Write out the whole of the material exactly.

== INFORMATION PROVIDED ==
..........

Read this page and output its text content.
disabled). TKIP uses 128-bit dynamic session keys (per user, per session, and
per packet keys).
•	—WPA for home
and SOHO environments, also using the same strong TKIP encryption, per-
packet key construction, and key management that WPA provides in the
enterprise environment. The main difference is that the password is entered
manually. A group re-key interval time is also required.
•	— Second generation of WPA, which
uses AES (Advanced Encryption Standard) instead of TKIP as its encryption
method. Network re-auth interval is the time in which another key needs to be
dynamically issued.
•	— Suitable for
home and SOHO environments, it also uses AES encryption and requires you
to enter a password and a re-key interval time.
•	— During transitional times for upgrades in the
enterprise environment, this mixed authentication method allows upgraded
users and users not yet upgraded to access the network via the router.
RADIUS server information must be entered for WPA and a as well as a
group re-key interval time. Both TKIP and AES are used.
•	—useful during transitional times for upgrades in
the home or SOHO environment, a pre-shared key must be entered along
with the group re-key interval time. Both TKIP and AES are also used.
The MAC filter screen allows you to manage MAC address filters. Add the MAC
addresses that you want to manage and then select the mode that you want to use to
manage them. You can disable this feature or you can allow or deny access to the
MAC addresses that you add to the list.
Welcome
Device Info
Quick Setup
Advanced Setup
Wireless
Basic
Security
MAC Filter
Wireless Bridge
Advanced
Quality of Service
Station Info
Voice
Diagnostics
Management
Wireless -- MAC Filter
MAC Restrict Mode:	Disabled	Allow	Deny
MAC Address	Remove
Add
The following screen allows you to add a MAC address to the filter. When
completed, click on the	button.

..........

== RESULT BELOW ==
Read this page and output its text content.
disabled). TKIP uses 128-bit dynamic session keys (per user, per session, and
per packet keys).
•	—WPA for home
and SOHO environments, also using the same strong TKIP encryption, per-
packet key construction, and key management that WPA provides in the
enterprise environment. The main difference is that the password is entered
manually. A group re-key interval time is also required.
•	— Second generation of WPA, which
uses AES (Advanced Encryption Standard) instead of TKIP as its encryption
method. Network re-auth interval is the time in which another key needs to be
dynamically issued.
•	— Suitable for
home and SOHO environments, it also uses AES encryption and requires you
to enter a password and a re-key interval time.
•	— During transitional times for upgrades in the
enterprise environment, this mixed authentication method allows upgraded
users and users not yet upgraded to access the network via the router.
RADIUS server information must be entered for WPA and a as well as a
group re-key interval time. Both TKIP and AES are used.
•	—useful during transitional times for upgrades in
the home or SOHO environment, a pre-shared key must be entered along
with the group re-key interval time. Both TKIP and AES are also used.
The MAC filter screen allows you to manage MAC address filters. Add the MAC
addresses that you want to manage and then select the mode that you want to use to
manage them. You can disable this feature or you can allow or deny access to the
MAC addresses that you add to the list.
Welcome
Device Info
Quick Setup
Advanced Setup
Wireless
Basic
Security
MAC Filter
Wireless Bridge
Advanced
Quality of Service
Station Info
Voice
Diagnostics
Management
Wireless -- MAC Filter
MAC Restrict Mode:	Disabled	Allow	Deny
MAC Address	Remove
Add
The following screen allows you to add a MAC address to the filter. When
completed, click on the	button.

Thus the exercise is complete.